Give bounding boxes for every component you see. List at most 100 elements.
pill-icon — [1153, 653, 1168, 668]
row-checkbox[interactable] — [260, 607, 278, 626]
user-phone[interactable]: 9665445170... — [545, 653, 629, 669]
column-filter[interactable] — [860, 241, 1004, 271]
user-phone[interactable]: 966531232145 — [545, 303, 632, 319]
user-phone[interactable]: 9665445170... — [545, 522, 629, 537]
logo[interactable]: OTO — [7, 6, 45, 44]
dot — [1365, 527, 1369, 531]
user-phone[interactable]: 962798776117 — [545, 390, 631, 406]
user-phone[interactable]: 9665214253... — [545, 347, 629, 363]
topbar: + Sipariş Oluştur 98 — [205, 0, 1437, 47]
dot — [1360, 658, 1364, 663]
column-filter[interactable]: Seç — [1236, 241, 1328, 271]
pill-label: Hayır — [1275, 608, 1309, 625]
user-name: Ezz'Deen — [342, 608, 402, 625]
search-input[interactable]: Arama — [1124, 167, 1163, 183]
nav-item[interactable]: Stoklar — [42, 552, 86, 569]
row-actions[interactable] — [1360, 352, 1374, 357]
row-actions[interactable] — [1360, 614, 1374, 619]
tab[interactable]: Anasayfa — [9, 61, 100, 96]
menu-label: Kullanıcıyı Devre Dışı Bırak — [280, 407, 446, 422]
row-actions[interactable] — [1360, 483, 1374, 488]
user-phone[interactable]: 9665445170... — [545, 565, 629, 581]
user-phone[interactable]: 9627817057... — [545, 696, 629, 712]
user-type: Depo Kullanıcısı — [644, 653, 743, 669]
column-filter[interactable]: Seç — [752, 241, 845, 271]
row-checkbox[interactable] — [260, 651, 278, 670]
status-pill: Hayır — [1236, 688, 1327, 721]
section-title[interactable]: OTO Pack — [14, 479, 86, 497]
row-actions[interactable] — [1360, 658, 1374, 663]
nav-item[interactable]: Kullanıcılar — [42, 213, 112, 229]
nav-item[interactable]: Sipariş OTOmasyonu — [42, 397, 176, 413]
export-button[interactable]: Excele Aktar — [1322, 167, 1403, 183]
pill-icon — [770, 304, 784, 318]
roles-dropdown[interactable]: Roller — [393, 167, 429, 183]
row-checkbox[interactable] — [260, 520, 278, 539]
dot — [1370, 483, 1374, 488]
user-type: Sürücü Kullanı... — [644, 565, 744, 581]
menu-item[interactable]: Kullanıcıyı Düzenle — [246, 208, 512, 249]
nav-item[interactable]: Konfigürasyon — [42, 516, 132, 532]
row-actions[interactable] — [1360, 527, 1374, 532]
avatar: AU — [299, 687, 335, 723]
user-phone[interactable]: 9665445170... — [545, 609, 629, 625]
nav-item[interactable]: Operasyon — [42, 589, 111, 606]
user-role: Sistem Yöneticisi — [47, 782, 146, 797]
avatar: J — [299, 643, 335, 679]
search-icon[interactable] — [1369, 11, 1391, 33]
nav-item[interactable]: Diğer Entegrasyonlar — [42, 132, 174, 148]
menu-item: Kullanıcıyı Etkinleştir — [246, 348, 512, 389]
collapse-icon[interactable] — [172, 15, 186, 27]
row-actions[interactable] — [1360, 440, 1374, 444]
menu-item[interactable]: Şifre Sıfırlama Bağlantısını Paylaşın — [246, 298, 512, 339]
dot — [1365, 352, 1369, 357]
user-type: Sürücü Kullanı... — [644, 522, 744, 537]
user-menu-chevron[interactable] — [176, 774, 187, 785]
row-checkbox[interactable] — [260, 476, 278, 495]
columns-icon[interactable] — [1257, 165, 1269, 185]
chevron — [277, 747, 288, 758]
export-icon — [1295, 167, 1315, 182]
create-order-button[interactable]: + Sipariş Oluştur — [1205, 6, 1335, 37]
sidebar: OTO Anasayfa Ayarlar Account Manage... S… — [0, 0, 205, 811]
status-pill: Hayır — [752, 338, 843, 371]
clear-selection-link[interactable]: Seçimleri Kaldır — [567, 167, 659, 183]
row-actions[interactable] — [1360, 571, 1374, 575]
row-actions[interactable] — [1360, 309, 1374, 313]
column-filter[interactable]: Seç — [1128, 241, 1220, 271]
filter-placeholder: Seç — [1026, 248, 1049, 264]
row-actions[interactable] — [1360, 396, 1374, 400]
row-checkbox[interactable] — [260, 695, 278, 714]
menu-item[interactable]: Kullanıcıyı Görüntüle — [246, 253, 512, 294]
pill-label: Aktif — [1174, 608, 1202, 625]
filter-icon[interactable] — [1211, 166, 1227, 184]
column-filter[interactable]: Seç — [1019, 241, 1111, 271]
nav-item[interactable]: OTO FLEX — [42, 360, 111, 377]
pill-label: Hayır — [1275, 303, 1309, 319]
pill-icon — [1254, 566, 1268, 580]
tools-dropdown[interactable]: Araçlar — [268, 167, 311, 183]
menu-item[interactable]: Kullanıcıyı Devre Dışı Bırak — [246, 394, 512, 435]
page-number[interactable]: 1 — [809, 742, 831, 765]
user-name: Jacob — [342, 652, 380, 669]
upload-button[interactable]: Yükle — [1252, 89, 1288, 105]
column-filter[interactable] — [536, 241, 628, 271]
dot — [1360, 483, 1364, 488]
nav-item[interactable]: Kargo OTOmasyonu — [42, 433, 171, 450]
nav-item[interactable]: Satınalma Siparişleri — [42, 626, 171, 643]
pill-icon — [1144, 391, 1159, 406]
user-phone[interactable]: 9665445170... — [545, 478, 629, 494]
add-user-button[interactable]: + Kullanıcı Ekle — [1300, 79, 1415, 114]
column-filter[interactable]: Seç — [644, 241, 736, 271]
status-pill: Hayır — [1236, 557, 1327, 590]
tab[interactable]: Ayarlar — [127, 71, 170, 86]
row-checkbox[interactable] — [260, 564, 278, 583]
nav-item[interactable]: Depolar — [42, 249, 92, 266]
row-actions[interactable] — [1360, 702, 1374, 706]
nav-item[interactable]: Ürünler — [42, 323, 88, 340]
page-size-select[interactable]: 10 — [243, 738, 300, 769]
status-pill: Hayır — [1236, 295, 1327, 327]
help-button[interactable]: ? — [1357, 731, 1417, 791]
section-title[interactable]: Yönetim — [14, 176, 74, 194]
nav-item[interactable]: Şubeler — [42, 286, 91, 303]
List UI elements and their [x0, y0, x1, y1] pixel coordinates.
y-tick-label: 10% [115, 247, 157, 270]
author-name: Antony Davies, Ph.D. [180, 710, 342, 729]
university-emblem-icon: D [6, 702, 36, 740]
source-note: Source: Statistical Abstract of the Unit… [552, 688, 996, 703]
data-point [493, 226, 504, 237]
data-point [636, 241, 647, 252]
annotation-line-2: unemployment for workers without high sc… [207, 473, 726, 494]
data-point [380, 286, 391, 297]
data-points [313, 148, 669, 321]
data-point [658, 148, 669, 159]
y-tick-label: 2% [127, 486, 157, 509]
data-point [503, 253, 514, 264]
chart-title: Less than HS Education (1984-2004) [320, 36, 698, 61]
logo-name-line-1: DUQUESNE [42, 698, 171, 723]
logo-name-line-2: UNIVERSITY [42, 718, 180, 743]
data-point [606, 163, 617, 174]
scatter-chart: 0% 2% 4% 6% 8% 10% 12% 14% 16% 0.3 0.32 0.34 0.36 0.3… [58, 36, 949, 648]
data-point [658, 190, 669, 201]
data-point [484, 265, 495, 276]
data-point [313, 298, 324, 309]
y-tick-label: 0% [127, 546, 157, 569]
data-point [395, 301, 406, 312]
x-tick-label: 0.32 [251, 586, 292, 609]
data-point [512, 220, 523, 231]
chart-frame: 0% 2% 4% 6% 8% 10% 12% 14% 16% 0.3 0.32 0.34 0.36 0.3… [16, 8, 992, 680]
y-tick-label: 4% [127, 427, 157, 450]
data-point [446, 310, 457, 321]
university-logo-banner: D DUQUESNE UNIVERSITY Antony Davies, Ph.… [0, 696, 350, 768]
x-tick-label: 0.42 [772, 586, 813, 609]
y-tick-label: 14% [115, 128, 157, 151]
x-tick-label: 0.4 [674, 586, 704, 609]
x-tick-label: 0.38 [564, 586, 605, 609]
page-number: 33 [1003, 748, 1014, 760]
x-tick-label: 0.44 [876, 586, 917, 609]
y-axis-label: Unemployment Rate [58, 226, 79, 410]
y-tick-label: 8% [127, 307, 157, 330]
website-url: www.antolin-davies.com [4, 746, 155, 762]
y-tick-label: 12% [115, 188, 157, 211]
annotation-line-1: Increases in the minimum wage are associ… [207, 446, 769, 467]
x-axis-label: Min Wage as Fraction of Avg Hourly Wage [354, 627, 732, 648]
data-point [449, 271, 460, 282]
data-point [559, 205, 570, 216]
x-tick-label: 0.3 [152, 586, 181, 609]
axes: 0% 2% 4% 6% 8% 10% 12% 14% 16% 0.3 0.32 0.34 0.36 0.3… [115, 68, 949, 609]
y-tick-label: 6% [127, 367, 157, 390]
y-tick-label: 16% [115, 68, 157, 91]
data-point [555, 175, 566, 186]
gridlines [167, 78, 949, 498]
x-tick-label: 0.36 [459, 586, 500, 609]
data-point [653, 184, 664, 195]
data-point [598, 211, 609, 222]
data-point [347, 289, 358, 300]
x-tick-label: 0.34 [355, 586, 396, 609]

§ **WHAT NEEDS TO BE DONE**
Reproduce the listing word for word, from its first line through the line containing "search-input[interactable]: Arama —", with both of those lines included.

§ **FINISHED EXERCISE**
Give bounding boxes for every component you see. List at most 100 elements.
pill-icon — [1153, 653, 1168, 668]
row-checkbox[interactable] — [260, 607, 278, 626]
user-phone[interactable]: 9665445170... — [545, 653, 629, 669]
column-filter[interactable] — [860, 241, 1004, 271]
user-phone[interactable]: 966531232145 — [545, 303, 632, 319]
user-phone[interactable]: 9665445170... — [545, 522, 629, 537]
logo[interactable]: OTO — [7, 6, 45, 44]
dot — [1365, 527, 1369, 531]
user-phone[interactable]: 962798776117 — [545, 390, 631, 406]
user-phone[interactable]: 9665214253... — [545, 347, 629, 363]
topbar: + Sipariş Oluştur 98 — [205, 0, 1437, 47]
dot — [1360, 658, 1364, 663]
column-filter[interactable]: Seç — [1236, 241, 1328, 271]
pill-label: Hayır — [1275, 608, 1309, 625]
user-name: Ezz'Deen — [342, 608, 402, 625]
search-input[interactable]: Arama — [1124, 167, 1163, 183]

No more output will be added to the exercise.